Objective: From the material below, pull out every line that contains the string "Text", copying each such line in full.

━━━ Material shown

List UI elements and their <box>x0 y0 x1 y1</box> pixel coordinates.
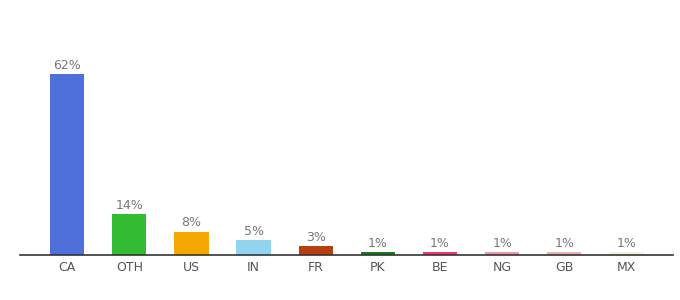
Text: 1%: 1% <box>617 237 636 250</box>
Text: 62%: 62% <box>53 58 81 72</box>
Bar <box>112 214 146 255</box>
Bar <box>299 246 333 255</box>
Text: 14%: 14% <box>116 199 143 212</box>
Bar <box>423 252 457 255</box>
Text: 1%: 1% <box>554 237 574 250</box>
Text: 1%: 1% <box>430 237 450 250</box>
Bar <box>547 252 581 255</box>
Text: 5%: 5% <box>243 225 264 238</box>
Text: 3%: 3% <box>306 231 326 244</box>
Text: 1%: 1% <box>368 237 388 250</box>
Bar <box>174 232 209 255</box>
Bar <box>609 252 643 255</box>
Bar <box>361 252 395 255</box>
Bar <box>50 74 84 255</box>
Bar <box>237 240 271 255</box>
Text: 1%: 1% <box>492 237 512 250</box>
Bar <box>485 252 520 255</box>
Text: 8%: 8% <box>182 216 201 229</box>
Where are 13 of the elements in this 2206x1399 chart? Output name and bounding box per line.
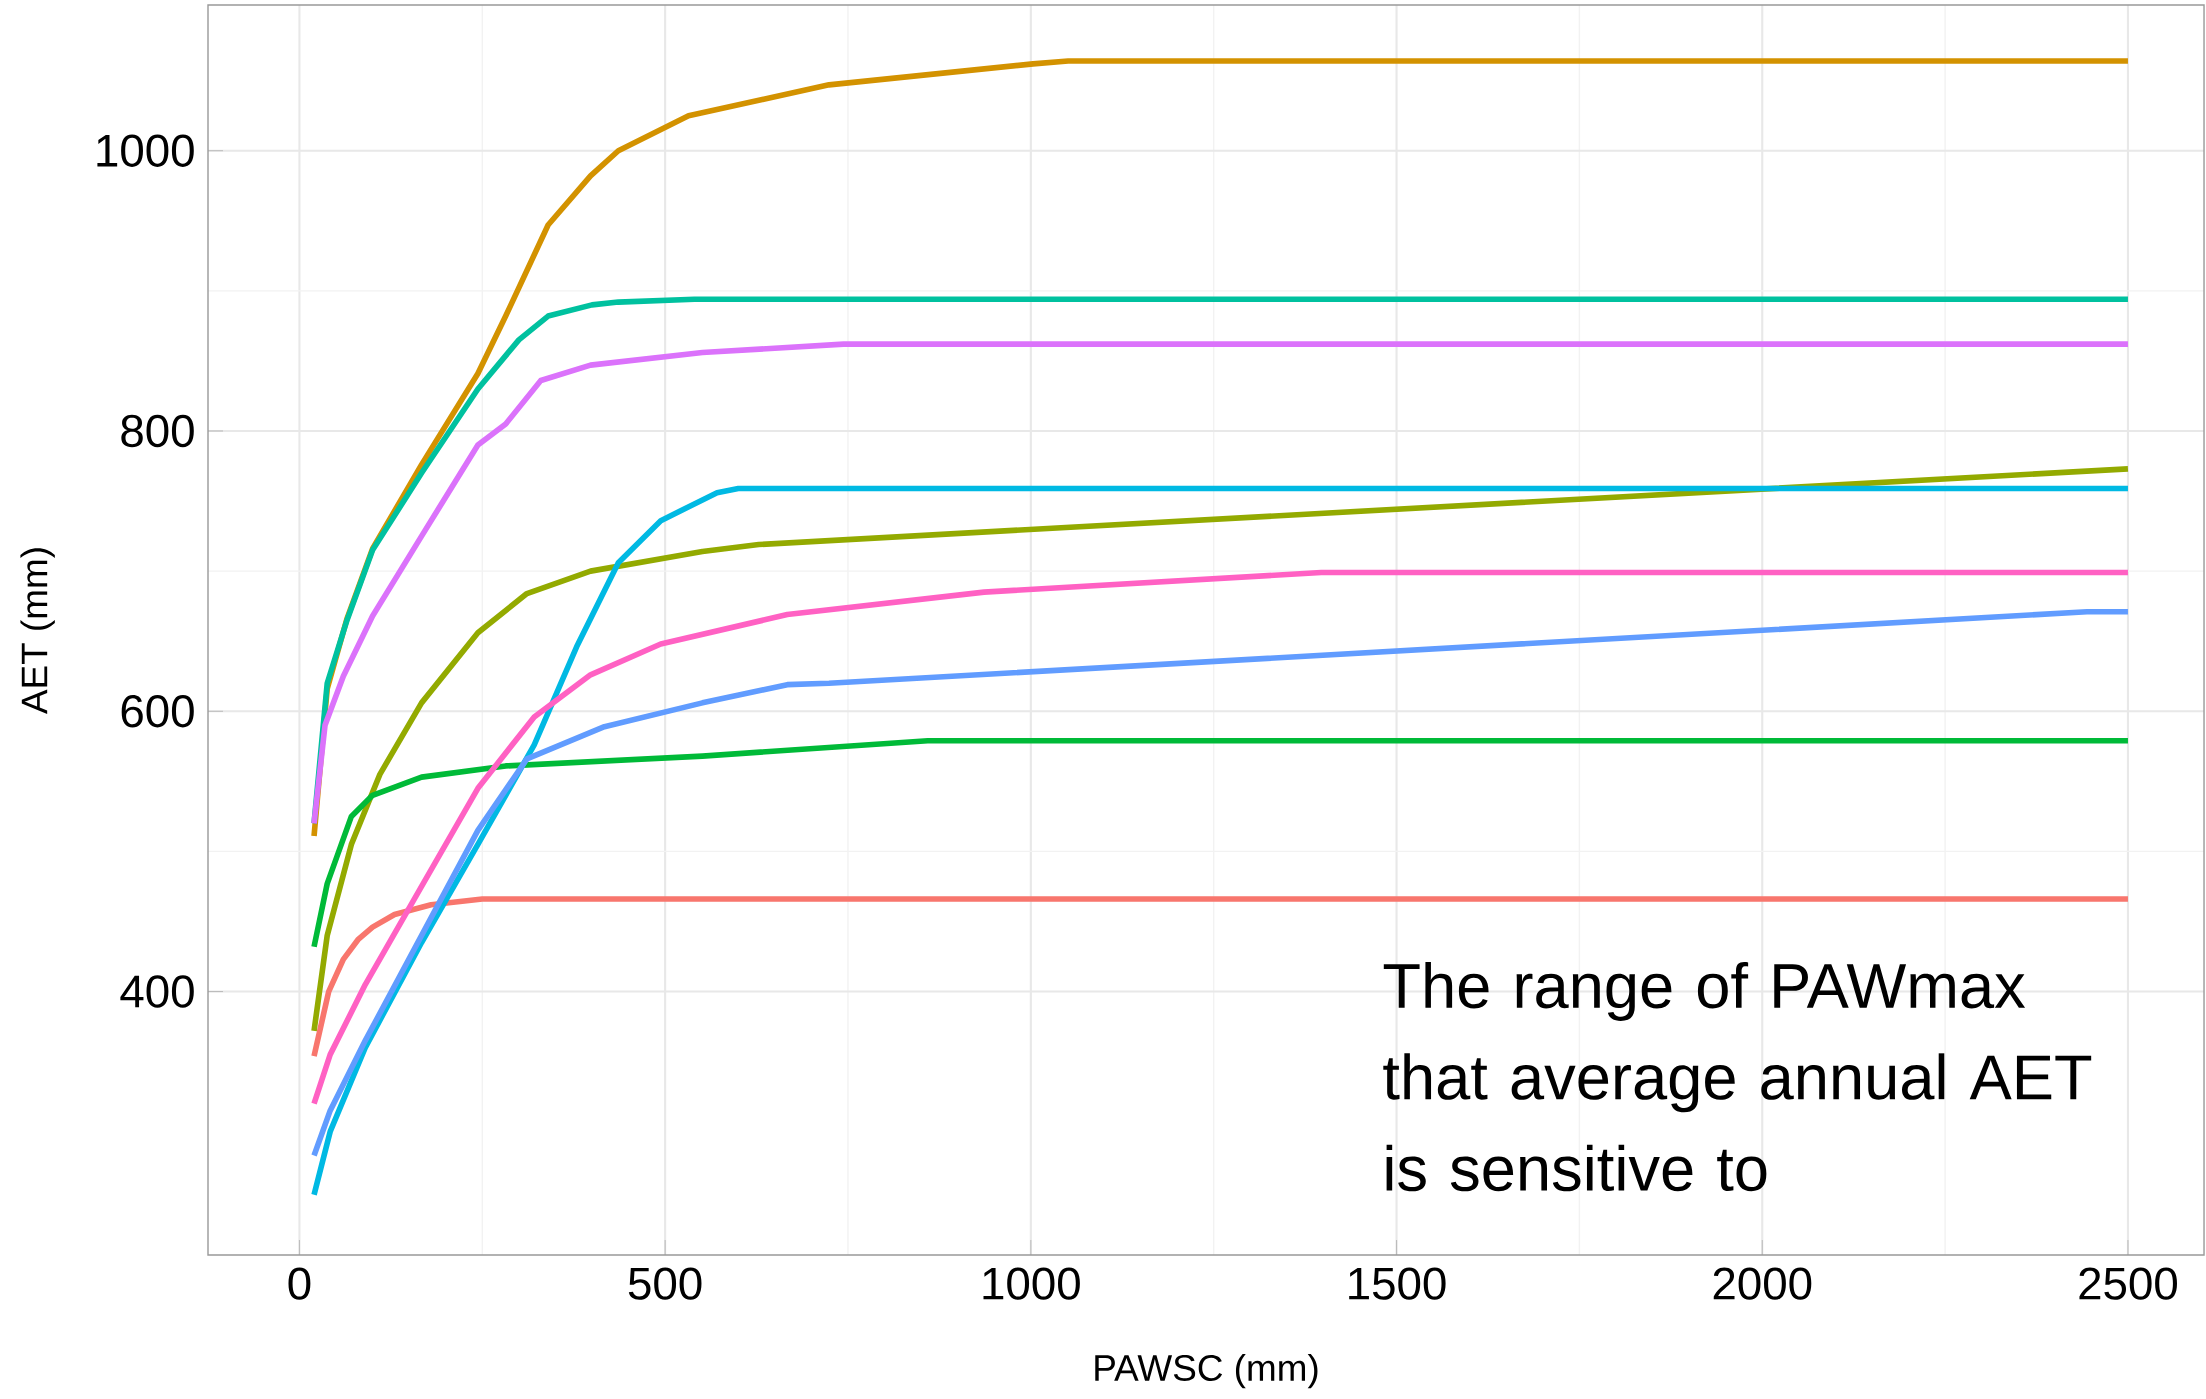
y-tick-label: 1000 [97,134,194,167]
y-tick-label: 800 [121,414,194,448]
x-axis-title: PAWSC (mm) [1095,1353,1318,1389]
x-tick-label: 2000 [1713,1267,1812,1300]
x-tick-label: 500 [628,1267,702,1300]
x-tick-label: 0 [288,1267,311,1300]
y-axis-title: AET (mm) [20,548,55,714]
y-tick-label: 600 [121,695,194,728]
annotation: The range of PAWmax that average annual AET is sensitive to [1383,961,2092,1192]
x-tick-label: 1500 [1349,1267,1446,1300]
y-tick-label: 400 [120,975,194,1008]
x-tick-label: 2500 [2079,1267,2177,1300]
x-tick-label: 1000 [983,1267,1080,1300]
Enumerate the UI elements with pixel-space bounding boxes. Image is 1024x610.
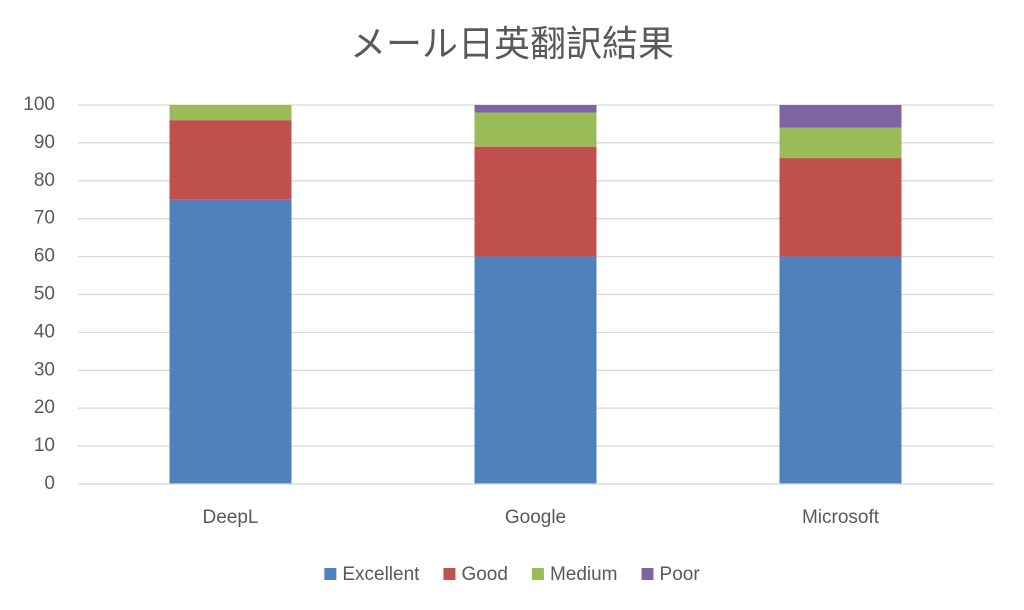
legend-swatch [324,568,337,580]
y-tick-label: 60 [34,246,55,267]
legend-label: Poor [660,564,701,585]
bar-segment [779,158,902,257]
bar-segment [474,112,597,147]
y-tick-label: 40 [34,321,55,342]
x-tick-label: Microsoft [802,507,880,528]
y-tick-label: 50 [34,284,55,305]
bar-segment [779,256,902,484]
bar-segment [169,199,292,484]
bar-segment [779,105,902,128]
legend-swatch [641,568,654,580]
x-tick-label: DeepL [203,507,259,528]
bar-segment [169,120,292,200]
bar-segment [474,256,597,484]
legend-label: Good [461,564,507,585]
y-tick-label: 80 [34,170,55,191]
bar-segment [474,146,597,257]
legend-swatch [443,568,456,580]
y-tick-label: 0 [44,473,55,494]
bar-segment [474,105,597,113]
y-tick-label: 10 [34,435,55,456]
legend-swatch [531,568,544,580]
bar-segment [169,105,292,121]
y-tick-label: 70 [34,208,55,229]
legend-label: Excellent [342,564,420,585]
y-tick-label: 30 [34,359,55,380]
y-tick-label: 20 [34,397,55,418]
chart-title: メール日英翻訳結果 [350,24,674,65]
y-tick-label: 90 [34,132,55,153]
bar-segment [779,127,902,159]
legend-label: Medium [550,564,618,585]
y-tick-label: 100 [23,94,55,115]
x-tick-label: Google [505,507,566,528]
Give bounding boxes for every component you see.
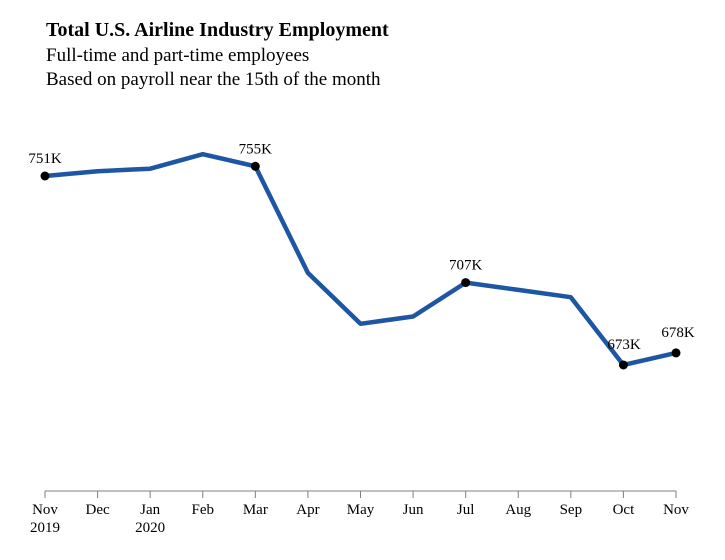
data-label: 751K xyxy=(28,151,62,167)
x-axis-tick-label: Aug xyxy=(505,502,531,518)
data-label: 755K xyxy=(239,141,273,157)
data-label: 678K xyxy=(661,325,695,341)
x-axis-tick-label: Nov xyxy=(663,502,689,518)
chart-title: Total U.S. Airline Industry Employment xyxy=(46,19,389,41)
x-axis-year-label: 2020 xyxy=(135,520,165,536)
x-axis-tick-label: Oct xyxy=(613,502,635,518)
data-point-marker xyxy=(250,161,260,171)
x-axis-tick-label: Feb xyxy=(192,502,215,518)
x-axis-tick-label: May xyxy=(347,502,375,518)
data-point-marker xyxy=(40,171,50,181)
data-label: 707K xyxy=(449,258,483,274)
x-axis-tick-label: Apr xyxy=(296,502,319,518)
x-axis-tick-label: Jun xyxy=(403,502,424,518)
series-line xyxy=(42,151,679,368)
data-label: 673K xyxy=(607,337,641,353)
chart-subtitle-line-1: Full-time and part-time employees xyxy=(46,45,310,66)
chart-subtitle-line-2: Based on payroll near the 15th of the mo… xyxy=(46,69,381,90)
x-axis-tick-label: Jul xyxy=(457,502,475,518)
x-axis-tick-label: Nov xyxy=(32,502,58,518)
x-axis-tick-label: Sep xyxy=(560,502,583,518)
data-point-marker xyxy=(671,348,681,358)
x-axis-tick-label: Dec xyxy=(86,502,110,518)
x-axis-tick-label: Mar xyxy=(243,502,268,518)
data-point-marker xyxy=(618,360,628,370)
x-axis-tick-label: Jan xyxy=(140,502,160,518)
x-axis-year-label: 2019 xyxy=(30,520,60,536)
data-point-marker xyxy=(461,278,471,288)
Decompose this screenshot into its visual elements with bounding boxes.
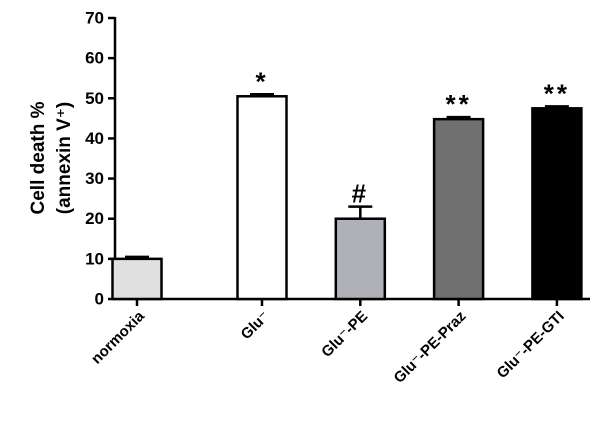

━━━━━━

Final result:
Text: 1%: 1% <box>617 237 636 250</box>
Text: 62%: 62% <box>53 58 81 72</box>
Text: 14%: 14% <box>116 199 143 212</box>
Text: 1%: 1% <box>554 237 574 250</box>
Text: 1%: 1% <box>430 237 450 250</box>
Text: 5%: 5% <box>243 225 264 238</box>
Text: 3%: 3% <box>306 231 326 244</box>
Text: 1%: 1% <box>368 237 388 250</box>
Text: 1%: 1% <box>492 237 512 250</box>
Text: 8%: 8% <box>182 216 201 229</box>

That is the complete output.